■ EXERCISE
Each line should be copied exactly.

··· DATA ROWS

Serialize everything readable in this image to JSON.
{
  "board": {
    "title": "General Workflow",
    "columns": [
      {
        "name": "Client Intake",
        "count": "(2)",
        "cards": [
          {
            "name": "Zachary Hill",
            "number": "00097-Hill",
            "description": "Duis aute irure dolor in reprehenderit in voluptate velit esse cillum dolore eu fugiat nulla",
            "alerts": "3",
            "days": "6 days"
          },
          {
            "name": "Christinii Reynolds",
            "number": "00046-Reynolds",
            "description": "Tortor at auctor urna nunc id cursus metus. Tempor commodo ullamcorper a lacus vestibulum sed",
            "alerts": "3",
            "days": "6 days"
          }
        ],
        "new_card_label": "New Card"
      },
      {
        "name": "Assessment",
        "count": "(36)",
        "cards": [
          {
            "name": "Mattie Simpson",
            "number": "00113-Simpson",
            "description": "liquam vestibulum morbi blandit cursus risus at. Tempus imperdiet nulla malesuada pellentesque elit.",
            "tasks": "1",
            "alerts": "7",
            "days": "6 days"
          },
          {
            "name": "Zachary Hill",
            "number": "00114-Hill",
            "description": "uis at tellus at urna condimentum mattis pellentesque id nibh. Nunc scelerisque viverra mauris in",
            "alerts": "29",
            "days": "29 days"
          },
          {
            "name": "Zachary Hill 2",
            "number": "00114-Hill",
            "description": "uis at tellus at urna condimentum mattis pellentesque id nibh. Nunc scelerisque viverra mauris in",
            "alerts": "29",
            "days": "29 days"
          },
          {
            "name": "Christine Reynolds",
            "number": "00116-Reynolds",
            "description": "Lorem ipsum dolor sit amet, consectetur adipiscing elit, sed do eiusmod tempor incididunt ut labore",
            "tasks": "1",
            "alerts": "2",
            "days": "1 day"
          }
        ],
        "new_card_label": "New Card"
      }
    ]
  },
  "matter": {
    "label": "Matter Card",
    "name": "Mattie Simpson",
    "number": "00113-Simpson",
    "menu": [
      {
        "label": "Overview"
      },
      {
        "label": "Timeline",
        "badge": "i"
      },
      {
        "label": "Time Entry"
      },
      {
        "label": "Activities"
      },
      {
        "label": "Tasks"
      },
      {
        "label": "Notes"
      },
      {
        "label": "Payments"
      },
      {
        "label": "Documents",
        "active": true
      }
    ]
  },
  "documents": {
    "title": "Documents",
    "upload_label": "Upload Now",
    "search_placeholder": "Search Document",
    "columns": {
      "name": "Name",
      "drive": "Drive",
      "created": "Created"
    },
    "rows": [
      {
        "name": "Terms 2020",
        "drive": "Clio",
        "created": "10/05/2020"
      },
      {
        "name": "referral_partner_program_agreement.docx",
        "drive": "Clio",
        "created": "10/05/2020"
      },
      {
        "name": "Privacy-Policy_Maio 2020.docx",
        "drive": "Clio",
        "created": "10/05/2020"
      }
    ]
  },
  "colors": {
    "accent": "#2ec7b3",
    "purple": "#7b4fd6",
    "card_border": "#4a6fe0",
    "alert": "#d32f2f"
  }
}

······

■ FULL OUTPUT
Serialize everything readable in this image to JSON.
{
  "board": {
    "title": "General Workflow",
    "columns": [
      {
        "name": "Client Intake",
        "count": "(2)",
        "cards": [
          {
            "name": "Zachary Hill",
            "number": "00097-Hill",
            "description": "Duis aute irure dolor in reprehenderit in voluptate velit esse cillum dolore eu fugiat nulla",
            "alerts": "3",
            "days": "6 days"
          },
          {
            "name": "Christinii Reynolds",
            "number": "00046-Reynolds",
            "description": "Tortor at auctor urna nunc id cursus metus. Tempor commodo ullamcorper a lacus vestibulum sed",
            "alerts": "3",
            "days": "6 days"
          }
        ],
        "new_card_label": "New Card"
      },
      {
        "name": "Assessment",
        "count": "(36)",
        "cards": [
          {
            "name": "Mattie Simpson",
            "number": "00113-Simpson",
            "description": "liquam vestibulum morbi blandit cursus risus at. Tempus imperdiet nulla malesuada pellentesque elit.",
            "tasks": "1",
            "alerts": "7",
            "days": "6 days"
          },
          {
            "name": "Zachary Hill",
            "number": "00114-Hill",
            "description": "uis at tellus at urna condimentum mattis pellentesque id nibh. Nunc scelerisque viverra mauris in",
            "alerts": "29",
            "days": "29 days"
          },
          {
            "name": "Zachary Hill 2",
            "number": "00114-Hill",
            "description": "uis at tellus at urna condimentum mattis pellentesque id nibh. Nunc scelerisque viverra mauris in",
            "alerts": "29",
            "days": "29 days"
          },
          {
            "name": "Christine Reynolds",
            "number": "00116-Reynolds",
            "description": "Lorem ipsum dolor sit amet, consectetur adipiscing elit, sed do eiusmod tempor incididunt ut labore",
            "tasks": "1",
            "alerts": "2",
            "days": "1 day"
          }
        ],
        "new_card_label": "New Card"
      }
    ]
  },
  "matter": {
    "label": "Matter Card",
    "name": "Mattie Simpson",
    "number": "00113-Simpson",
    "menu": [
      {
        "label": "Overview"
      },
      {
        "label": "Timeline",
        "badge": "i"
      },
      {
        "label": "Time Entry"
      },
      {
        "label": "Activities"
      },
      {
        "label": "Tasks"
      },
      {
        "label": "Notes"
      },
      {
        "label": "Payments"
      },
      {
        "label": "Documents",
        "active": true
      }
    ]
  },
  "documents": {
    "title": "Documents",
    "upload_label": "Upload Now",
    "search_placeholder": "Search Document",
    "columns": {
      "name": "Name",
      "drive": "Drive",
      "created": "Created"
    },
    "rows": [
      {
        "name": "Terms 2020",
        "drive": "Clio",
        "created": "10/05/2020"
      },
      {
        "name": "referral_partner_program_agreement.docx",
        "drive": "Clio",
        "created": "10/05/2020"
      },
      {
        "name": "Privacy-Policy_Maio 2020.docx",
        "drive": "Clio",
        "created": "10/05/2020"
      }
    ]
  },
  "colors": {
    "accent": "#2ec7b3",
    "purple": "#7b4fd6",
    "card_border": "#4a6fe0",
    "alert": "#d32f2f"
  }
}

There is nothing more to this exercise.